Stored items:
○ ○ ○ ○ ○ ○ ○

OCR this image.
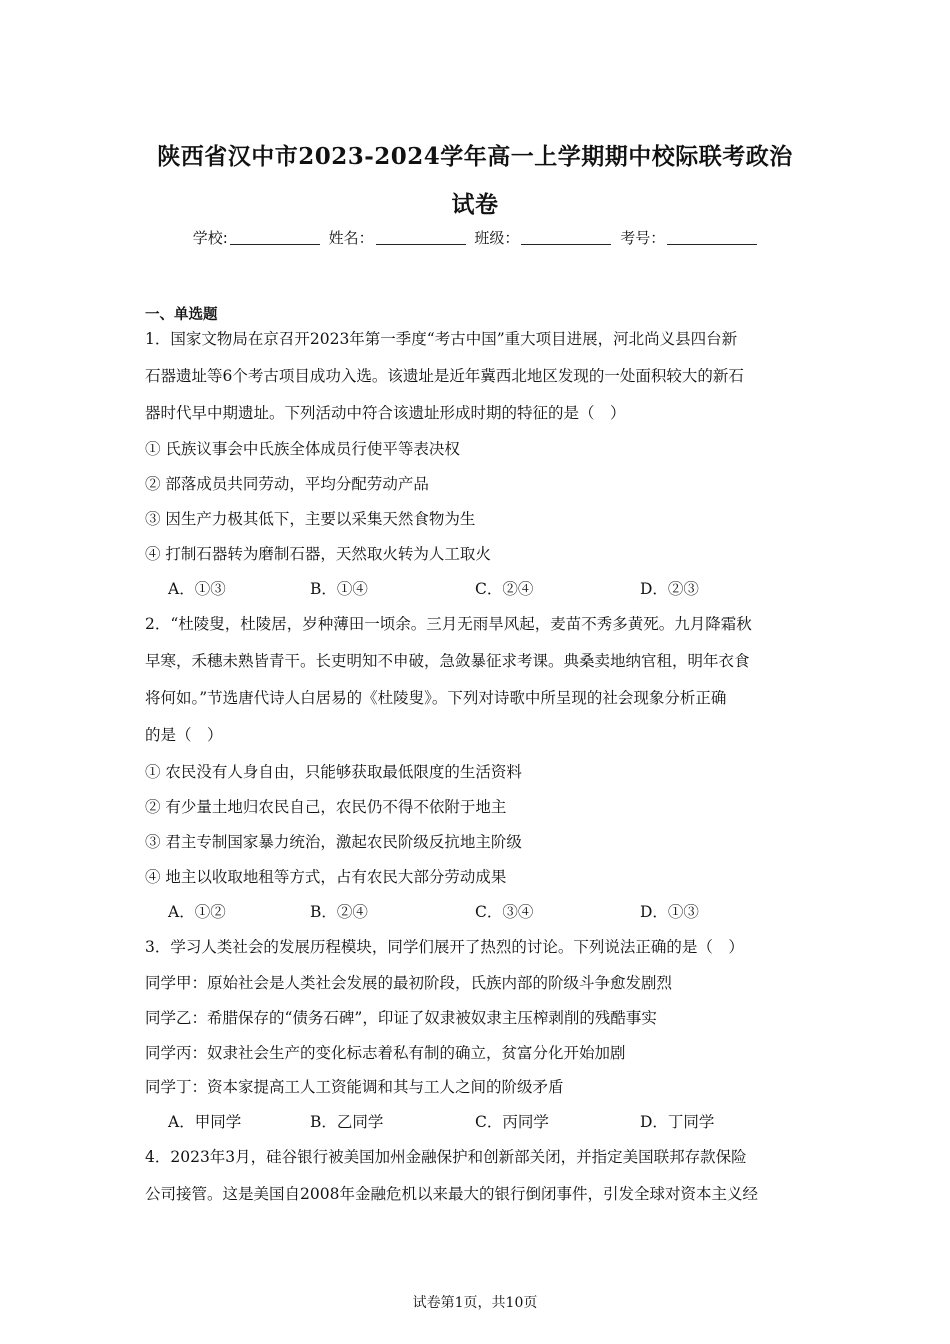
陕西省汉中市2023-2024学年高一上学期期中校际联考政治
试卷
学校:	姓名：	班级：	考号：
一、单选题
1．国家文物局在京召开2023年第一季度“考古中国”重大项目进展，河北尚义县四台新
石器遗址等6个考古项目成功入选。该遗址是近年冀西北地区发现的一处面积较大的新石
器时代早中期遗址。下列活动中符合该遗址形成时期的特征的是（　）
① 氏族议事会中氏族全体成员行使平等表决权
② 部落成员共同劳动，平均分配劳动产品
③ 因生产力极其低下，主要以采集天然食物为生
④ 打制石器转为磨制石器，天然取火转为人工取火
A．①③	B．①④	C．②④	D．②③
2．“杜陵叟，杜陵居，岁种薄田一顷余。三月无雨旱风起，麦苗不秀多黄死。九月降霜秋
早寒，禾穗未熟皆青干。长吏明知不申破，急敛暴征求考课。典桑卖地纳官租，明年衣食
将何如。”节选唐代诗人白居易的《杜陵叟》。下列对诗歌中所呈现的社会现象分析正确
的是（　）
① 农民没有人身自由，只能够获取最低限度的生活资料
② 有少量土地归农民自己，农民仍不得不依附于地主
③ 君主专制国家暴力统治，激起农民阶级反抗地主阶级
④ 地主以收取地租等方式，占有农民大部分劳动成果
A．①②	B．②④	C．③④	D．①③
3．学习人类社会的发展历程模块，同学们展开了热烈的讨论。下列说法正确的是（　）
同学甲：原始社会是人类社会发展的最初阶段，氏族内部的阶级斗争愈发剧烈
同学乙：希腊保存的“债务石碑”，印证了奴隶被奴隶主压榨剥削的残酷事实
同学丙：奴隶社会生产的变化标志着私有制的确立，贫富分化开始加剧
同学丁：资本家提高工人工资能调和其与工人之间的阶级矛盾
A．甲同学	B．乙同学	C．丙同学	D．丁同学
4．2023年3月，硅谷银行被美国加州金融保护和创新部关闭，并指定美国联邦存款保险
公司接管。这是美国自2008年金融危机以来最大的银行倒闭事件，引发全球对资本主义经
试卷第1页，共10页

○ ○ ○ ○ ○ ○ ○

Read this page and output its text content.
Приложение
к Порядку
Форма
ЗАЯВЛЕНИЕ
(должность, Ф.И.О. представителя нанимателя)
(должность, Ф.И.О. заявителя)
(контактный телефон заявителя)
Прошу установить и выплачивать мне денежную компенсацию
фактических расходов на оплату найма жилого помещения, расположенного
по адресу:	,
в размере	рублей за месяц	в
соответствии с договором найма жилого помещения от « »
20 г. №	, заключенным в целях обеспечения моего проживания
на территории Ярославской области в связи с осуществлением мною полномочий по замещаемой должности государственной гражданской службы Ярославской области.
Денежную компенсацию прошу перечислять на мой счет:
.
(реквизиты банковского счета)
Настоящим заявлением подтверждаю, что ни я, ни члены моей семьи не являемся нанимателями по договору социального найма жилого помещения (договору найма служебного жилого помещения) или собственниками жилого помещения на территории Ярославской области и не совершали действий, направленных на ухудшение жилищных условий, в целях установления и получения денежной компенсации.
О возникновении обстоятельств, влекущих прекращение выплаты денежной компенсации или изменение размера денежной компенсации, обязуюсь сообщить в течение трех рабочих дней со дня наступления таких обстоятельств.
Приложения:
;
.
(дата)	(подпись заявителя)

○ ○ ○ ○ ○ ○ ○

_WHAT IS EXPECTED_
Lines containing the word "this" must all be returned from the material above.

_THE ANSWER_
OCR this image.
Read this page and output its text content.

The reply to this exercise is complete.